*** Available records
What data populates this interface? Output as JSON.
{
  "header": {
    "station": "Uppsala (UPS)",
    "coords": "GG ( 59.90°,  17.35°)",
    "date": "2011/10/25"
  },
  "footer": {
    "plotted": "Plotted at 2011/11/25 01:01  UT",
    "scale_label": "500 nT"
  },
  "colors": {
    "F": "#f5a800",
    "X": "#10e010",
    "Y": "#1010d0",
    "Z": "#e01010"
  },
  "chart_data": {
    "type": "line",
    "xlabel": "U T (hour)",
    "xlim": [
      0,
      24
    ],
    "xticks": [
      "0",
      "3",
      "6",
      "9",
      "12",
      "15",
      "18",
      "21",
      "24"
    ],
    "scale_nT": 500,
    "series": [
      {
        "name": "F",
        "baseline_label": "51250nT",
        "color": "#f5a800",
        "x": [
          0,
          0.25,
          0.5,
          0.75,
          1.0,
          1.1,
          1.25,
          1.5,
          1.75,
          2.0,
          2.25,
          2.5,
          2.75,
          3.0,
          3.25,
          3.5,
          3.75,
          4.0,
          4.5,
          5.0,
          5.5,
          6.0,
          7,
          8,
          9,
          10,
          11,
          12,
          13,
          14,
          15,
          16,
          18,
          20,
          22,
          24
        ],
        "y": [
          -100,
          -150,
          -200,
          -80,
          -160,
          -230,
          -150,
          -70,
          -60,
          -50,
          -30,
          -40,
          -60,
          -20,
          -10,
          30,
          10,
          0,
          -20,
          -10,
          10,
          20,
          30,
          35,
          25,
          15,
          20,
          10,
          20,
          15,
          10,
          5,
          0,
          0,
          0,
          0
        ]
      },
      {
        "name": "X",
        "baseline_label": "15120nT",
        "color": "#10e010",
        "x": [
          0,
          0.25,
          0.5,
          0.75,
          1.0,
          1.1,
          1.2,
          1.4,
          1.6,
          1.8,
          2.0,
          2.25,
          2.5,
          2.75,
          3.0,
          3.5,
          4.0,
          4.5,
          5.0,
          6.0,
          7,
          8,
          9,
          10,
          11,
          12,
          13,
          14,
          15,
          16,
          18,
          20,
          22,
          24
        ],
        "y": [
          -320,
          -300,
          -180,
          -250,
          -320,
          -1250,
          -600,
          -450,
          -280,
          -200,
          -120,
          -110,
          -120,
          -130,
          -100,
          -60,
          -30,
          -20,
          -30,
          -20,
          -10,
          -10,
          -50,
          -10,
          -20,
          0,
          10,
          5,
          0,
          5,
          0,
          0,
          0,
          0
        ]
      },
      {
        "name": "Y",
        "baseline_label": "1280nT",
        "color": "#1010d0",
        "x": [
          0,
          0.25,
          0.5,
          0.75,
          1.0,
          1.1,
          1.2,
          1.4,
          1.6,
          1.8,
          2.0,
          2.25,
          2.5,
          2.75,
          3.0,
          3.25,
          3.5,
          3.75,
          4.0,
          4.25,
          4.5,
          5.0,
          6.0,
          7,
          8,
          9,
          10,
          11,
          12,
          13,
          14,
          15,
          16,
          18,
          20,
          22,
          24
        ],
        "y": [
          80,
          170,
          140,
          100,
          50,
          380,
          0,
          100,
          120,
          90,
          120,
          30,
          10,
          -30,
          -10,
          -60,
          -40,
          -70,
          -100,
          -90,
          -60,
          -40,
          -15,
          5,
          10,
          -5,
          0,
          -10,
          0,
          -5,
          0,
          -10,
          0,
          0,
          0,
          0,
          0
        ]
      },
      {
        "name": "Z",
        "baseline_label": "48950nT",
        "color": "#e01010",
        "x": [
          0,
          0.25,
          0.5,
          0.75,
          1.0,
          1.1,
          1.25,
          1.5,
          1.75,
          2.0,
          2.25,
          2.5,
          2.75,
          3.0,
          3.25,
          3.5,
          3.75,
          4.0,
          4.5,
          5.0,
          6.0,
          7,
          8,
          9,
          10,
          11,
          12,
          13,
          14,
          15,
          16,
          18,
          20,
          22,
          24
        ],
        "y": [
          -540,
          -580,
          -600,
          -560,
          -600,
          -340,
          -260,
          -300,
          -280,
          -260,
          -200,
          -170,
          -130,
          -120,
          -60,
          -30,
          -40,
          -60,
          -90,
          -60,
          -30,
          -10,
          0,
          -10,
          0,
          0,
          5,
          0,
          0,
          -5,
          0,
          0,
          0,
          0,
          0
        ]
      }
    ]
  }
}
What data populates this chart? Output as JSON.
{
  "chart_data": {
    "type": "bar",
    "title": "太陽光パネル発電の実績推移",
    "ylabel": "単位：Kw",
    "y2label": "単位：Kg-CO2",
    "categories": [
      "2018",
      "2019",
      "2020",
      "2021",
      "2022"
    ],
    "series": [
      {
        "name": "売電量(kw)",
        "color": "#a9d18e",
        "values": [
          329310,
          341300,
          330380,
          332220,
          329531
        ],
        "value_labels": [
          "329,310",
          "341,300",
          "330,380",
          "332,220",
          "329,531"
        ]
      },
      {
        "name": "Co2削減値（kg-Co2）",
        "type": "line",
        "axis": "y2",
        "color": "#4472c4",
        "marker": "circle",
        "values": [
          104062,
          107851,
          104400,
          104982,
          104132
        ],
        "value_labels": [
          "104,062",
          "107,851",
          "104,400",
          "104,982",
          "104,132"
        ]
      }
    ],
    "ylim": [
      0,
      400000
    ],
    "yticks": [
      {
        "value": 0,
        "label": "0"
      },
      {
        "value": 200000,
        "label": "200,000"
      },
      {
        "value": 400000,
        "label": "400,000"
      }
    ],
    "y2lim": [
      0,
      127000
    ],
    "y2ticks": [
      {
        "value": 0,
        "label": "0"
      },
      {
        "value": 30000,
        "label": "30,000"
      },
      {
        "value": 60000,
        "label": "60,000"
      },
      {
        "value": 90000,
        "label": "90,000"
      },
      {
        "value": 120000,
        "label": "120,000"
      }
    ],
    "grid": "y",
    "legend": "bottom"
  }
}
******
### Required work
Copy each entry exactly, with nothing added or dropped.

### Exercise solution
What data populates this interface? Output as JSON.
{
  "header": {
    "station": "Uppsala (UPS)",
    "coords": "GG ( 59.90°,  17.35°)",
    "date": "2011/10/25"
  },
  "footer": {
    "plotted": "Plotted at 2011/11/25 01:01  UT",
    "scale_label": "500 nT"
  },
  "colors": {
    "F": "#f5a800",
    "X": "#10e010",
    "Y": "#1010d0",
    "Z": "#e01010"
  },
  "chart_data": {
    "type": "line",
    "xlabel": "U T (hour)",
    "xlim": [
      0,
      24
    ],
    "xticks": [
      "0",
      "3",
      "6",
      "9",
      "12",
      "15",
      "18",
      "21",
      "24"
    ],
    "scale_nT": 500,
    "series": [
      {
        "name": "F",
        "baseline_label": "51250nT",
        "color": "#f5a800",
        "x": [
          0,
          0.25,
          0.5,
          0.75,
          1.0,
          1.1,
          1.25,
          1.5,
          1.75,
          2.0,
          2.25,
          2.5,
          2.75,
          3.0,
          3.25,
          3.5,
          3.75,
          4.0,
          4.5,
          5.0,
          5.5,
          6.0,
          7,
          8,
          9,
          10,
          11,
          12,
          13,
          14,
          15,
          16,
          18,
          20,
          22,
          24
        ],
        "y": [
          -100,
          -150,
          -200,
          -80,
          -160,
          -230,
          -150,
          -70,
          -60,
          -50,
          -30,
          -40,
          -60,
          -20,
          -10,
          30,
          10,
          0,
          -20,
          -10,
          10,
          20,
          30,
          35,
          25,
          15,
          20,
          10,
          20,
          15,
          10,
          5,
          0,
          0,
          0,
          0
        ]
      },
      {
        "name": "X",
        "baseline_label": "15120nT",
        "color": "#10e010",
        "x": [
          0,
          0.25,
          0.5,
          0.75,
          1.0,
          1.1,
          1.2,
          1.4,
          1.6,
          1.8,
          2.0,
          2.25,
          2.5,
          2.75,
          3.0,
          3.5,
          4.0,
          4.5,
          5.0,
          6.0,
          7,
          8,
          9,
          10,
          11,
          12,
          13,
          14,
          15,
          16,
          18,
          20,
          22,
          24
        ],
        "y": [
          -320,
          -300,
          -180,
          -250,
          -320,
          -1250,
          -600,
          -450,
          -280,
          -200,
          -120,
          -110,
          -120,
          -130,
          -100,
          -60,
          -30,
          -20,
          -30,
          -20,
          -10,
          -10,
          -50,
          -10,
          -20,
          0,
          10,
          5,
          0,
          5,
          0,
          0,
          0,
          0
        ]
      },
      {
        "name": "Y",
        "baseline_label": "1280nT",
        "color": "#1010d0",
        "x": [
          0,
          0.25,
          0.5,
          0.75,
          1.0,
          1.1,
          1.2,
          1.4,
          1.6,
          1.8,
          2.0,
          2.25,
          2.5,
          2.75,
          3.0,
          3.25,
          3.5,
          3.75,
          4.0,
          4.25,
          4.5,
          5.0,
          6.0,
          7,
          8,
          9,
          10,
          11,
          12,
          13,
          14,
          15,
          16,
          18,
          20,
          22,
          24
        ],
        "y": [
          80,
          170,
          140,
          100,
          50,
          380,
          0,
          100,
          120,
          90,
          120,
          30,
          10,
          -30,
          -10,
          -60,
          -40,
          -70,
          -100,
          -90,
          -60,
          -40,
          -15,
          5,
          10,
          -5,
          0,
          -10,
          0,
          -5,
          0,
          -10,
          0,
          0,
          0,
          0,
          0
        ]
      },
      {
        "name": "Z",
        "baseline_label": "48950nT",
        "color": "#e01010",
        "x": [
          0,
          0.25,
          0.5,
          0.75,
          1.0,
          1.1,
          1.25,
          1.5,
          1.75,
          2.0,
          2.25,
          2.5,
          2.75,
          3.0,
          3.25,
          3.5,
          3.75,
          4.0,
          4.5,
          5.0,
          6.0,
          7,
          8,
          9,
          10,
          11,
          12,
          13,
          14,
          15,
          16,
          18,
          20,
          22,
          24
        ],
        "y": [
          -540,
          -580,
          -600,
          -560,
          -600,
          -340,
          -260,
          -300,
          -280,
          -260,
          -200,
          -170,
          -130,
          -120,
          -60,
          -30,
          -40,
          -60,
          -90,
          -60,
          -30,
          -10,
          0,
          -10,
          0,
          0,
          5,
          0,
          0,
          -5,
          0,
          0,
          0,
          0,
          0
        ]
      }
    ]
  }
}
What data populates this chart? Output as JSON.
{
  "chart_data": {
    "type": "bar",
    "title": "太陽光パネル発電の実績推移",
    "ylabel": "単位：Kw",
    "y2label": "単位：Kg-CO2",
    "categories": [
      "2018",
      "2019",
      "2020",
      "2021",
      "2022"
    ],
    "series": [
      {
        "name": "売電量(kw)",
        "color": "#a9d18e",
        "values": [
          329310,
          341300,
          330380,
          332220,
          329531
        ],
        "value_labels": [
          "329,310",
          "341,300",
          "330,380",
          "332,220",
          "329,531"
        ]
      },
      {
        "name": "Co2削減値（kg-Co2）",
        "type": "line",
        "axis": "y2",
        "color": "#4472c4",
        "marker": "circle",
        "values": [
          104062,
          107851,
          104400,
          104982,
          104132
        ],
        "value_labels": [
          "104,062",
          "107,851",
          "104,400",
          "104,982",
          "104,132"
        ]
      }
    ],
    "ylim": [
      0,
      400000
    ],
    "yticks": [
      {
        "value": 0,
        "label": "0"
      },
      {
        "value": 200000,
        "label": "200,000"
      },
      {
        "value": 400000,
        "label": "400,000"
      }
    ],
    "y2lim": [
      0,
      127000
    ],
    "y2ticks": [
      {
        "value": 0,
        "label": "0"
      },
      {
        "value": 30000,
        "label": "30,000"
      },
      {
        "value": 60000,
        "label": "60,000"
      },
      {
        "value": 90000,
        "label": "90,000"
      },
      {
        "value": 120000,
        "label": "120,000"
      }
    ],
    "grid": "y",
    "legend": "bottom"
  }
}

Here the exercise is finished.